I’d take a solid full-stack team with one strong iOS dev over a pure-iOS shop that’s weak on backend and makes you find another vendor for server stuff.
3. Stress test their honesty, not just their skills
On your first or second call, ask 2 or 3 “trap” questions like:
- “Can this be done in 4 weeks if we keep scope small?” when you know from googling that similar apps took 3 months
- “Can you reuse existing templates so it is super cheap?”
- “We might want AR features later, can we just ‘add that’ quickly?”
You’re not trying to trick them into failure. You’re checking for:
- Do they gently push back and explain tradeoffs
- Or do they just yes-man you to close the deal
If they won’t tell you “no” before you pay, they sure won’t tell you “this feature is a bad idea” later.
4. Reference calls: ask for the failed story
Most people ask references, “Were you happy?” and get the same “yeah pretty good” nonsense.
Better questions:
- “What went wrong and how did they handle it?”
- “If you had another project, what would you do differently in working with them?”
- “Did they ever surprise you with extra invoices or scope arguments?”
If they can’t get you any client willing to talk, that’s a yellow flag. If the client says, “It worked out, but we had to chase them constantly,” that’s a red one for a small business owner who can’t babysit.
5. Don’t believe their pricing until you see how they change-scope
The real cost is not version 1.0. It’s:
- “We forgot feature X”
- “Apple rejected because of Y”
- “We need to tweak this flow after users complain”
Ask very specifically:
- “If after design I remove features, do I pay less?”
- “If after we test I add a feature that is same level of effort as an existing one, can I swap?”
- “What’s your minimum fee for a change request?”
Some shops weaponize “change requests” as their profit center. Transparent ones will tell you a rough hour rate and a minimum increment and not play games.
6. Confirm who actually codes your app
A lot of companies will put their “A-team” on calls and then hand work to:
- Random freelancers
- A junior-only team
- A subcontracted partner in another country you never met
Ask:
- “Will you subcontract any part of this project?”
- “If yes, can I meet the lead iOS dev who will actually write code?”
- “How many other active projects will that lead be on while doing mine?”
You don’t need exclusivity, but if the lead is on 6 active projects, expect delays and half-attention.

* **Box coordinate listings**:
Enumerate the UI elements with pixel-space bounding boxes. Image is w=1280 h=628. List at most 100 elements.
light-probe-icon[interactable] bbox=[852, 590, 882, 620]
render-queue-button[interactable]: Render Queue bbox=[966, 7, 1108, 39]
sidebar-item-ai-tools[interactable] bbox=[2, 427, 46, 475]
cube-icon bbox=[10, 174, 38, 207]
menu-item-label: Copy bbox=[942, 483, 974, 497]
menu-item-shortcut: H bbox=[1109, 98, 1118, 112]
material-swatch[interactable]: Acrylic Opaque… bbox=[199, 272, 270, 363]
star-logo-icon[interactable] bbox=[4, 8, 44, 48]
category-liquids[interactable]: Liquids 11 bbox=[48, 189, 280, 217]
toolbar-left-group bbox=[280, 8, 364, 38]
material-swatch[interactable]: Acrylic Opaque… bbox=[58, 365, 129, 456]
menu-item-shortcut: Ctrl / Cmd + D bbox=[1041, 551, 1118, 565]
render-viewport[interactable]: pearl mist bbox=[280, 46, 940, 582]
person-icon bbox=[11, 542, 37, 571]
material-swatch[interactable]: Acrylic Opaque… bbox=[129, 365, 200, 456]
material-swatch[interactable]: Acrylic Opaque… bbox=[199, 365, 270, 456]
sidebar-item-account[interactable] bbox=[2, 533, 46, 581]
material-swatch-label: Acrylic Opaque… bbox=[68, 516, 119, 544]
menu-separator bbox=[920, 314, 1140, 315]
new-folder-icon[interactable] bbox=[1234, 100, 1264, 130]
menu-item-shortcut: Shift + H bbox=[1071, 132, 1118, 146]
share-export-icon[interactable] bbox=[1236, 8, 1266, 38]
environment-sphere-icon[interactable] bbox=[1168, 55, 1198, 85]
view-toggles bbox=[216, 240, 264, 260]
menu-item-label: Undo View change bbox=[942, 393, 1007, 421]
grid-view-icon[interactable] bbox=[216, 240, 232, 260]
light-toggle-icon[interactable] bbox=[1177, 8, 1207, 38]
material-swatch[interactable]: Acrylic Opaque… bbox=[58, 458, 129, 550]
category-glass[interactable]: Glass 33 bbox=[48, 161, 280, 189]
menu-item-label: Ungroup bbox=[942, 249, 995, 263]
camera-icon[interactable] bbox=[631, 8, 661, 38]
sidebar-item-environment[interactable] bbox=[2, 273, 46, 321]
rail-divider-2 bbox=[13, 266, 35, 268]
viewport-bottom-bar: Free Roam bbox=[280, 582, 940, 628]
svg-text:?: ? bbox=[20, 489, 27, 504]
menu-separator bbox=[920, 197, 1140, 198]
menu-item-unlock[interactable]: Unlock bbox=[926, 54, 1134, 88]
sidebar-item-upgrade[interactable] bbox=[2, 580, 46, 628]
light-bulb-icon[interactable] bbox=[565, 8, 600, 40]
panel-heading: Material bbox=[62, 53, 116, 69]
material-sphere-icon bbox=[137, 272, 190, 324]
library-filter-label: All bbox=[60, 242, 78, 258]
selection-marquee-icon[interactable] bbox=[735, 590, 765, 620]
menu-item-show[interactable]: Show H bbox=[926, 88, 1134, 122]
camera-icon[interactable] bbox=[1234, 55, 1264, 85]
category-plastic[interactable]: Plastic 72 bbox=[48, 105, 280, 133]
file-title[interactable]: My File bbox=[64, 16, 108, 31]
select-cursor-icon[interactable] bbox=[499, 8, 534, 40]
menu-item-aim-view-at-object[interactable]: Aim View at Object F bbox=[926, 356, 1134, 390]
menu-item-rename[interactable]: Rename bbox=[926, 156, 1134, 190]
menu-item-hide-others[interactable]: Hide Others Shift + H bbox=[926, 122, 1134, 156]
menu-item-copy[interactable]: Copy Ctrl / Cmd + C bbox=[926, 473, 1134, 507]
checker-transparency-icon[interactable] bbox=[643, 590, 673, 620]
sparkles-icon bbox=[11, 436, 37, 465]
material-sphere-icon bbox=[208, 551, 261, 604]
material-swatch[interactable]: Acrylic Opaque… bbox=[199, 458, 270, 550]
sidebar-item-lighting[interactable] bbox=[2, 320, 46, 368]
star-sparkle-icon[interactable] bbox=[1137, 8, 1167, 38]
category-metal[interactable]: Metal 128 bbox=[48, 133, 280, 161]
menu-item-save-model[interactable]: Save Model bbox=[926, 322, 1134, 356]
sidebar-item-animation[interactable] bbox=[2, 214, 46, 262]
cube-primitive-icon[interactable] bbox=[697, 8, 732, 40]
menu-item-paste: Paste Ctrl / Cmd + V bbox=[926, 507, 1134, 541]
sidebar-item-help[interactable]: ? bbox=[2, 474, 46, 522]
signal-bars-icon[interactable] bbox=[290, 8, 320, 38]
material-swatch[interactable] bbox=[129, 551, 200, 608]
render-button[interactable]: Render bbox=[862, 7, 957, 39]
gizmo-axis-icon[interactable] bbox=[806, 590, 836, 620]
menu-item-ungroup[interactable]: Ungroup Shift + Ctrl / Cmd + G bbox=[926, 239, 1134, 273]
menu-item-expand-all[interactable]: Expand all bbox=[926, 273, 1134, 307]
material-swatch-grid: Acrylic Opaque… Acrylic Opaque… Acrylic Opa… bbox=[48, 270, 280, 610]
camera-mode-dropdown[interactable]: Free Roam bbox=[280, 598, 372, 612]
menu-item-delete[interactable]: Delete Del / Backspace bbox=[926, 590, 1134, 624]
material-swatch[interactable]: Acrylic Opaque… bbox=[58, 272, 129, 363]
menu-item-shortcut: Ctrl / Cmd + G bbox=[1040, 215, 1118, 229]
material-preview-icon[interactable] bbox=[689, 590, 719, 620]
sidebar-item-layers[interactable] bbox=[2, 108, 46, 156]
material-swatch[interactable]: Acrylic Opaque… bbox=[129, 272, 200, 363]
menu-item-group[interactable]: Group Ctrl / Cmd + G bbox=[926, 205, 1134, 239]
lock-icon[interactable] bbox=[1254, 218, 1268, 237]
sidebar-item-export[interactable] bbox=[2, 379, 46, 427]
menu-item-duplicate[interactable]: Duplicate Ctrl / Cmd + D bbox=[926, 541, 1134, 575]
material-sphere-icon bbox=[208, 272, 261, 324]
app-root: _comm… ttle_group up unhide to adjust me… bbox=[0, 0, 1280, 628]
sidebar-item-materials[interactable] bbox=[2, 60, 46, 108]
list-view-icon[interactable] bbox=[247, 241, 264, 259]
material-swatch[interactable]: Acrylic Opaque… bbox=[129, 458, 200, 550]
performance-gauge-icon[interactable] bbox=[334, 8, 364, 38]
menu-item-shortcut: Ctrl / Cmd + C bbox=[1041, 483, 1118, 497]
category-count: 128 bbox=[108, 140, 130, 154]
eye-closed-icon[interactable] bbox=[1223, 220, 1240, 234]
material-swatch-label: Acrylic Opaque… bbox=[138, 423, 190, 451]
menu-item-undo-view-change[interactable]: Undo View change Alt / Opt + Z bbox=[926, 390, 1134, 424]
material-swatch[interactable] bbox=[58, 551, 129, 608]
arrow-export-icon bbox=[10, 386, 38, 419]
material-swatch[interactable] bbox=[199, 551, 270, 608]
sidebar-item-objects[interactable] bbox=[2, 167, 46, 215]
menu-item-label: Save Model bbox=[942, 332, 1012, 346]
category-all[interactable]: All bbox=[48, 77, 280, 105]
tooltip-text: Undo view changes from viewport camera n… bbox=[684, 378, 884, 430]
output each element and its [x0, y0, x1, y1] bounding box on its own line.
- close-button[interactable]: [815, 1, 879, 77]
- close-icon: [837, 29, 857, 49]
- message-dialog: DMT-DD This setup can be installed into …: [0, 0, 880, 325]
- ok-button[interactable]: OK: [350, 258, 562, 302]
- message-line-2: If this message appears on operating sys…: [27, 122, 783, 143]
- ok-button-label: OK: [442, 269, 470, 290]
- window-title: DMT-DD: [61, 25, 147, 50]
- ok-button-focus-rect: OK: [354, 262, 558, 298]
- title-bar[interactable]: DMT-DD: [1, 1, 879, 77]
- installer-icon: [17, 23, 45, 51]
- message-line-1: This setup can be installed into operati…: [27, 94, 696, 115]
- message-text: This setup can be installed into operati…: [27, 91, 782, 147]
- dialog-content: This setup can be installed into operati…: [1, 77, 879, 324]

* **WORK REQUIRED**: In the advice on vetting app development shops, what kind of flag is it when a reference client says "It worked out, but we had to chase them constantly"?

* **EXERCISE RESULT**: A red flag, for a small business owner who can't babysit.